### What the task asks
Update the records below by putting "Traffic Channel" wherever "Acquisition Channel" occurs, leaving every other character as it is. Omit the pictures from your version.

### Data for this exercise
____________________

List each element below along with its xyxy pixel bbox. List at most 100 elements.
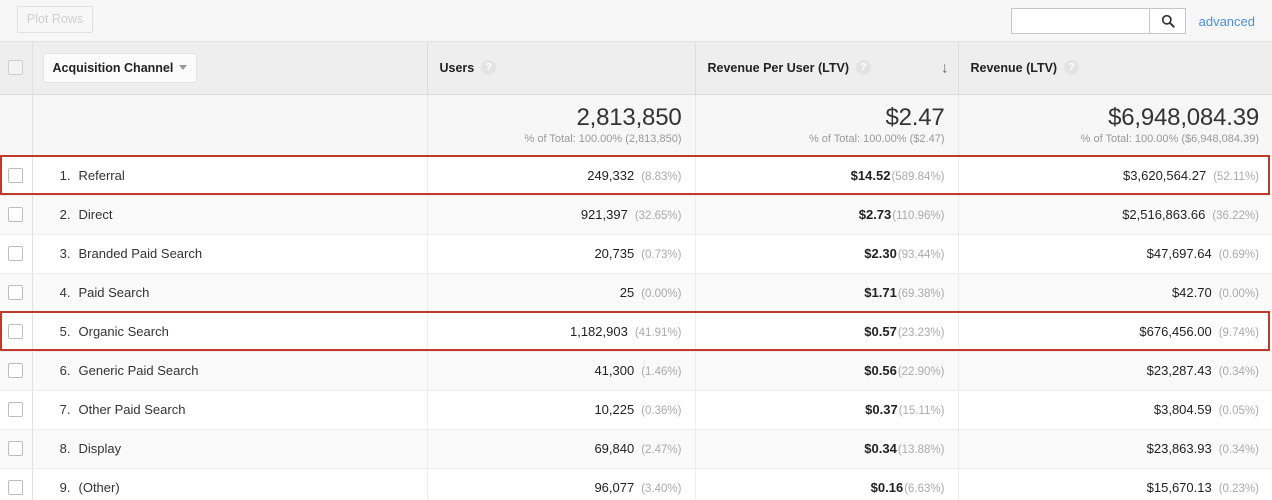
column-header-revenue[interactable]: Revenue (LTV) ? [958,42,1272,95]
row-revenue-per-user-cell: $14.52(589.84%) [695,156,959,196]
summary-revenue-per-user-subtext: % of Total: 100.00% ($2.47) [808,133,945,146]
row-users-cell: 41,300 (1.46%) [427,351,696,391]
row-users-cell: 69,840 (2.47%) [427,429,696,469]
dimension-header: Acquisition Channel [32,42,428,95]
row-dimension-link[interactable]: Paid Search [79,285,150,300]
table-row[interactable]: 2. Direct 921,397 (32.65%) $2.73(110.96%) $2,… [0,195,1272,235]
help-icon[interactable]: ? [1064,60,1080,76]
table-row[interactable]: 5. Organic Search 1,182,903 (41.91%) $0.57(2… [0,312,1272,352]
row-revenue-per-user-value: $0.34 [864,440,897,456]
row-revenue-percent: (9.74%) [1218,326,1259,339]
row-revenue-per-user-cell: $0.16(6.63%) [695,468,959,500]
row-revenue-value: $3,620,564.27 [1123,167,1207,183]
row-revenue-cell: $47,697.64 (0.69%) [958,234,1272,274]
plot-rows-button[interactable]: Plot Rows [17,6,93,33]
row-users-cell: 96,077 (3.40%) [427,468,696,500]
row-checkbox-cell [0,468,33,500]
row-dimension-link[interactable]: Display [79,441,122,456]
column-header-users[interactable]: Users ? [427,42,696,95]
row-checkbox[interactable] [8,168,24,183]
row-checkbox[interactable] [8,402,24,417]
row-checkbox[interactable] [8,207,24,222]
table-row[interactable]: 8. Display 69,840 (2.47%) $0.34(13.88%) $23,8… [0,429,1272,469]
advanced-link[interactable]: advanced [1199,14,1255,29]
row-revenue-percent: (0.00%) [1218,287,1259,300]
row-checkbox[interactable] [8,363,24,378]
row-dimension-link[interactable]: Organic Search [79,324,169,339]
column-header-revenue-label: Revenue (LTV) [970,60,1058,75]
row-revenue-per-user-cell: $0.37(15.11%) [695,390,959,430]
row-checkbox-cell [0,312,33,352]
row-rank: 2. [59,207,71,222]
row-users-value: 25 [619,284,635,300]
row-dimension-cell: 7. Other Paid Search [32,390,428,430]
table-row[interactable]: 7. Other Paid Search 10,225 (0.36%) $0.37(15… [0,390,1272,430]
row-rank: 8. [59,441,71,456]
row-revenue-per-user-cell: $0.34(13.88%) [695,429,959,469]
arrow-down-icon[interactable]: ↓ [941,60,949,75]
search-icon [1161,14,1175,28]
summary-users-subtext: % of Total: 100.00% (2,813,850) [524,133,682,146]
row-revenue-per-user-value: $2.30 [864,245,897,261]
row-revenue-percent: (36.22%) [1212,209,1259,222]
summary-users-cell: 2,813,850 % of Total: 100.00% (2,813,850… [427,94,696,157]
acquisition-report-table: Acquisition Channel Users ? Revenue Per … [0,42,1272,500]
row-revenue-per-user-cell: $1.71(69.38%) [695,273,959,313]
row-revenue-value: $23,863.93 [1146,440,1212,456]
row-dimension-link[interactable]: (Other) [79,480,120,495]
row-revenue-per-user-cell: $2.30(93.44%) [695,234,959,274]
table-header: Acquisition Channel Users ? Revenue Per … [0,42,1272,95]
search-button[interactable] [1149,8,1186,34]
row-users-value: 249,332 [587,167,635,183]
column-header-users-label: Users [439,60,475,75]
table-search [1011,8,1186,34]
row-checkbox[interactable] [8,480,24,495]
table-row[interactable]: 6. Generic Paid Search 41,300 (1.46%) $0.56(… [0,351,1272,391]
table-row[interactable]: 9. (Other) 96,077 (3.40%) $0.16(6.63%) $15,67… [0,468,1272,500]
row-revenue-per-user-cell: $0.57(23.23%) [695,312,959,352]
help-icon[interactable]: ? [481,60,497,76]
summary-revenue-subtext: % of Total: 100.00% ($6,948,084.39) [1080,133,1259,146]
row-checkbox[interactable] [8,246,24,261]
search-input[interactable] [1011,8,1149,34]
row-users-value: 1,182,903 [569,323,628,339]
row-checkbox[interactable] [8,324,24,339]
table-row[interactable]: 1. Referral 249,332 (8.83%) $14.52(589.84%) $… [0,156,1272,196]
chevron-down-icon [178,65,187,71]
row-revenue-per-user-percent: (6.63%) [904,482,945,495]
row-checkbox[interactable] [8,285,24,300]
row-checkbox-cell [0,273,33,313]
row-revenue-per-user-percent: (69.38%) [897,287,945,300]
row-rank: 6. [59,363,71,378]
row-users-value: 96,077 [594,479,635,495]
row-dimension-link[interactable]: Referral [79,168,125,183]
row-dimension-link[interactable]: Other Paid Search [79,402,186,417]
row-revenue-per-user-cell: $0.56(22.90%) [695,351,959,391]
row-revenue-cell: $2,516,863.66 (36.22%) [958,195,1272,235]
row-dimension-link[interactable]: Direct [79,207,113,222]
dimension-selector[interactable]: Acquisition Channel [42,52,197,83]
row-users-value: 41,300 [594,362,635,378]
row-revenue-value: $42.70 [1171,284,1212,300]
row-checkbox-cell [0,390,33,430]
row-dimension-link[interactable]: Generic Paid Search [79,363,199,378]
row-rank: 1. [59,168,71,183]
row-checkbox[interactable] [8,441,24,456]
row-rank: 5. [59,324,71,339]
row-dimension-cell: 8. Display [32,429,428,469]
select-all-checkbox[interactable] [8,60,24,76]
table-row[interactable]: 3. Branded Paid Search 20,735 (0.73%) $2.30(… [0,234,1272,274]
row-revenue-cell: $676,456.00 (9.74%) [958,312,1272,352]
summary-row: 2,813,850 % of Total: 100.00% (2,813,850… [0,94,1272,157]
row-revenue-per-user-value: $0.56 [864,362,897,378]
row-dimension-link[interactable]: Branded Paid Search [79,246,203,261]
row-rank: 4. [59,285,71,300]
help-icon[interactable]: ? [855,60,871,76]
table-body: 2,813,850 % of Total: 100.00% (2,813,850… [0,94,1272,500]
row-revenue-cell: $42.70 (0.00%) [958,273,1272,313]
dimension-selector-label: Acquisition Channel [52,60,174,75]
row-users-value: 69,840 [594,440,635,456]
column-header-revenue-per-user[interactable]: Revenue Per User (LTV) ? ↓ [695,42,959,95]
summary-revenue-per-user-value: $2.47 [885,103,945,131]
table-row[interactable]: 4. Paid Search 25 (0.00%) $1.71(69.38%) $42.7… [0,273,1272,313]
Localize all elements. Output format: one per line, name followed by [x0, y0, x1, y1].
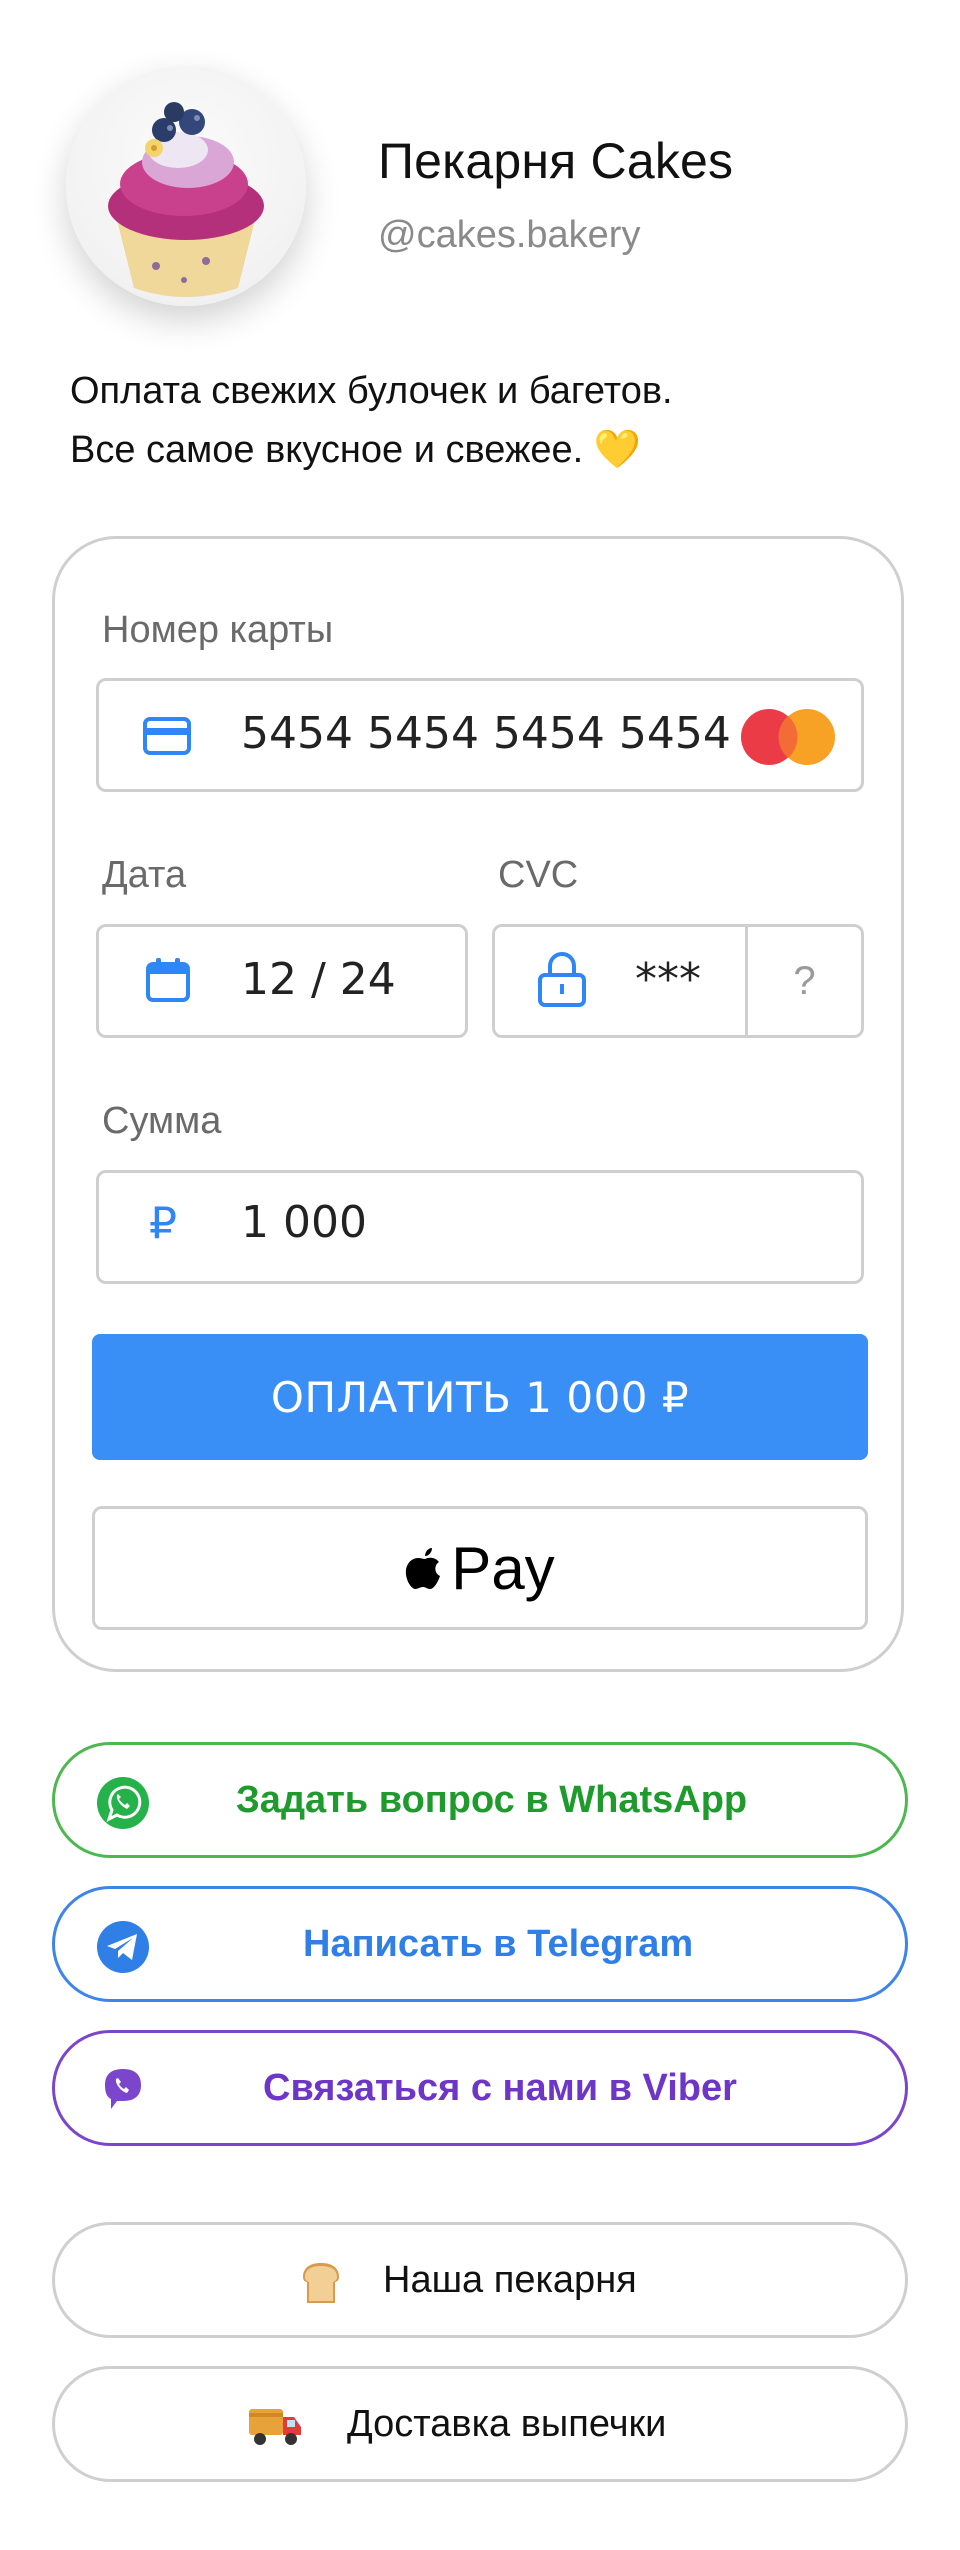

____________________

### Result for this task
List each element below along with its xyxy pixel bbox. List at most 100 elements.
column-header-revenue[interactable]: Revenue (LTV) ? [958,42,1272,95]
row-revenue-per-user-cell: $14.52(589.84%) [695,156,959,196]
summary-revenue-per-user-subtext: % of Total: 100.00% ($2.47) [808,133,945,146]
row-users-cell: 41,300 (1.46%) [427,351,696,391]
row-users-cell: 69,840 (2.47%) [427,429,696,469]
dimension-header: Traffic Channel [32,42,428,95]
row-dimension-link[interactable]: Paid Search [79,285,150,300]
table-row[interactable]: 2. Direct 921,397 (32.65%) $2.73(110.96%) $2,… [0,195,1272,235]
help-icon[interactable]: ? [1064,60,1080,76]
table-row[interactable]: 5. Organic Search 1,182,903 (41.91%) $0.57(2… [0,312,1272,352]
row-revenue-per-user-value: $0.34 [864,440,897,456]
row-revenue-percent: (9.74%) [1218,326,1259,339]
row-revenue-per-user-cell: $0.16(6.63%) [695,468,959,500]
row-revenue-value: $3,620,564.27 [1123,167,1207,183]
row-revenue-cell: $47,697.64 (0.69%) [958,234,1272,274]
plot-rows-button[interactable]: Plot Rows [17,6,93,33]
row-users-cell: 96,077 (3.40%) [427,468,696,500]
row-checkbox-cell [0,468,33,500]
row-dimension-link[interactable]: Display [79,441,122,456]
column-header-users[interactable]: Users ? [427,42,696,95]
row-checkbox[interactable] [8,168,24,183]
row-checkbox[interactable] [8,402,24,417]
row-checkbox[interactable] [8,207,24,222]
table-row[interactable]: 8. Display 69,840 (2.47%) $0.34(13.88%) $23,8… [0,429,1272,469]
advanced-link[interactable]: advanced [1199,14,1255,29]
row-revenue-percent: (0.00%) [1218,287,1259,300]
row-checkbox[interactable] [8,363,24,378]
row-dimension-link[interactable]: Organic Search [79,324,169,339]
column-header-revenue-label: Revenue (LTV) [970,60,1058,75]
row-revenue-per-user-cell: $0.37(15.11%) [695,390,959,430]
row-checkbox-cell [0,312,33,352]
row-rank: 2. [59,207,71,222]
row-users-value: 25 [619,284,635,300]
row-dimension-cell: 7. Other Paid Search [32,390,428,430]
table-row[interactable]: 7. Other Paid Search 10,225 (0.36%) $0.37(15… [0,390,1272,430]
row-rank: 8. [59,441,71,456]
row-revenue-per-user-cell: $0.34(13.88%) [695,429,959,469]
arrow-down-icon[interactable]: ↓ [941,60,949,75]
search-icon [1161,14,1175,28]
summary-users-subtext: % of Total: 100.00% (2,813,850) [524,133,682,146]
row-revenue-per-user-value: $2.30 [864,245,897,261]
row-revenue-percent: (36.22%) [1212,209,1259,222]
summary-users-cell: 2,813,850 % of Total: 100.00% (2,813,850… [427,94,696,157]
acquisition-report-table: Traffic Channel Users ? Revenue Per … [0,42,1272,500]
row-revenue-per-user-cell: $1.71(69.38%) [695,273,959,313]
row-revenue-value: $23,863.93 [1146,440,1212,456]
row-dimension-link[interactable]: (Other) [79,480,120,495]
row-revenue-per-user-cell: $2.30(93.44%) [695,234,959,274]
table-header: Traffic Channel Users ? Revenue Per … [0,42,1272,95]
search-button[interactable] [1149,8,1186,34]
row-users-value: 249,332 [587,167,635,183]
column-header-users-label: Users [439,60,475,75]
table-search [1011,8,1186,34]
row-checkbox[interactable] [8,480,24,495]
table-row[interactable]: 6. Generic Paid Search 41,300 (1.46%) $0.56(… [0,351,1272,391]
table-row[interactable]: 9. (Other) 96,077 (3.40%) $0.16(6.63%) $15,67… [0,468,1272,500]
row-revenue-per-user-cell: $0.57(23.23%) [695,312,959,352]
help-icon[interactable]: ? [481,60,497,76]
summary-revenue-subtext: % of Total: 100.00% ($6,948,084.39) [1080,133,1259,146]
row-checkbox[interactable] [8,246,24,261]
search-input[interactable] [1011,8,1149,34]
row-users-value: 1,182,903 [569,323,628,339]
row-checkbox[interactable] [8,324,24,339]
table-row[interactable]: 1. Referral 249,332 (8.83%) $14.52(589.84%) $… [0,156,1272,196]
chevron-down-icon [178,65,187,71]
row-revenue-per-user-percent: (6.63%) [904,482,945,495]
row-checkbox[interactable] [8,285,24,300]
row-checkbox-cell [0,273,33,313]
row-revenue-per-user-percent: (69.38%) [897,287,945,300]
row-rank: 6. [59,363,71,378]
row-users-value: 96,077 [594,479,635,495]
row-dimension-link[interactable]: Referral [79,168,125,183]
row-dimension-link[interactable]: Other Paid Search [79,402,186,417]
row-revenue-per-user-cell: $0.56(22.90%) [695,351,959,391]
row-revenue-cell: $2,516,863.66 (36.22%) [958,195,1272,235]
row-dimension-link[interactable]: Direct [79,207,113,222]
dimension-selector[interactable]: Traffic Channel [42,52,197,83]
row-users-value: 41,300 [594,362,635,378]
row-revenue-value: $42.70 [1171,284,1212,300]
row-checkbox-cell [0,390,33,430]
row-dimension-link[interactable]: Generic Paid Search [79,363,199,378]
row-rank: 1. [59,168,71,183]
row-checkbox[interactable] [8,441,24,456]
row-rank: 5. [59,324,71,339]
row-dimension-cell: 8. Display [32,429,428,469]
select-all-checkbox[interactable] [8,60,24,76]
table-row[interactable]: 3. Branded Paid Search 20,735 (0.73%) $2.30(… [0,234,1272,274]
row-revenue-cell: $676,456.00 (9.74%) [958,312,1272,352]
summary-row: 2,813,850 % of Total: 100.00% (2,813,850… [0,94,1272,157]
row-revenue-per-user-value: $0.56 [864,362,897,378]
row-dimension-link[interactable]: Branded Paid Search [79,246,203,261]
row-rank: 4. [59,285,71,300]
help-icon[interactable]: ? [855,60,871,76]
table-body: 2,813,850 % of Total: 100.00% (2,813,850… [0,94,1272,500]
row-revenue-cell: $42.70 (0.00%) [958,273,1272,313]
dimension-selector-label: Traffic Channel [52,60,174,75]
row-users-value: 69,840 [594,440,635,456]
column-header-revenue-per-user[interactable]: Revenue Per User (LTV) ? ↓ [695,42,959,95]
summary-revenue-per-user-value: $2.47 [885,103,945,131]
table-row[interactable]: 4. Paid Search 25 (0.00%) $1.71(69.38%) $42.7… [0,273,1272,313]
Localize all elements. Output format: one per line, name followed by [x0, y0, x1, y1].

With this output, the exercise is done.